## THE EXERCISE
Repeat the material verbatim and drop the pictures.
## START GIVEN RECORDS
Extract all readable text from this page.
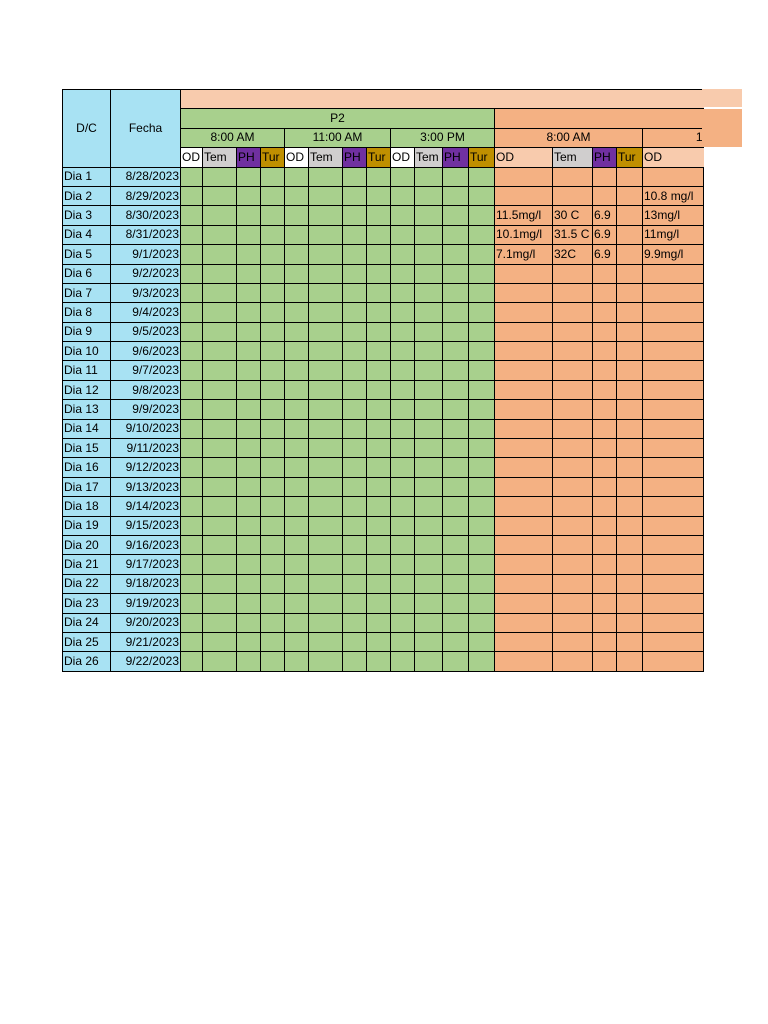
D/C	Fecha																	
		P2																
		8:00 AM				11:00 AM				3:00 PM				8:00 AM				1
		OD	Tem	PH	Tur	OD	Tem	PH	Tur	OD	Tem	PH	Tur	OD	Tem	PH	Tur	OD
Dia 1	8/28/2023																	
Dia 2	8/29/2023																	10.8 mg/l
Dia 3	8/30/2023													11.5mg/l	30 C	6.9		13mg/l
Dia 4	8/31/2023													10.1mg/l	31.5 C	6.9		11mg/l
Dia 5	9/1/2023													7.1mg/l	32C	6.9		9.9mg/l
Dia 6	9/2/2023																	
Dia 7	9/3/2023																	
Dia 8	9/4/2023																	
Dia 9	9/5/2023																	
Dia 10	9/6/2023																	
Dia 11	9/7/2023																	
Dia 12	9/8/2023																	
Dia 13	9/9/2023																	
Dia 14	9/10/2023																	
Dia 15	9/11/2023																	
Dia 16	9/12/2023																	
Dia 17	9/13/2023																	
Dia 18	9/14/2023																	
Dia 19	9/15/2023																	
Dia 20	9/16/2023																	
Dia 21	9/17/2023																	
Dia 22	9/18/2023																	
Dia 23	9/19/2023																	
Dia 24	9/20/2023																	
Dia 25	9/21/2023																	
Dia 26	9/22/2023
## END GIVEN RECORDS
## THE RESULT
Extract all readable text from this page.
D/C	Fecha																	
		P2																
		8:00 AM				11:00 AM				3:00 PM				8:00 AM				1
		OD	Tem	PH	Tur	OD	Tem	PH	Tur	OD	Tem	PH	Tur	OD	Tem	PH	Tur	OD
Dia 1	8/28/2023																	
Dia 2	8/29/2023																	10.8 mg/l
Dia 3	8/30/2023													11.5mg/l	30 C	6.9		13mg/l
Dia 4	8/31/2023													10.1mg/l	31.5 C	6.9		11mg/l
Dia 5	9/1/2023													7.1mg/l	32C	6.9		9.9mg/l
Dia 6	9/2/2023																	
Dia 7	9/3/2023																	
Dia 8	9/4/2023																	
Dia 9	9/5/2023																	
Dia 10	9/6/2023																	
Dia 11	9/7/2023																	
Dia 12	9/8/2023																	
Dia 13	9/9/2023																	
Dia 14	9/10/2023																	
Dia 15	9/11/2023																	
Dia 16	9/12/2023																	
Dia 17	9/13/2023																	
Dia 18	9/14/2023																	
Dia 19	9/15/2023																	
Dia 20	9/16/2023																	
Dia 21	9/17/2023																	
Dia 22	9/18/2023																	
Dia 23	9/19/2023																	
Dia 24	9/20/2023																	
Dia 25	9/21/2023																	
Dia 26	9/22/2023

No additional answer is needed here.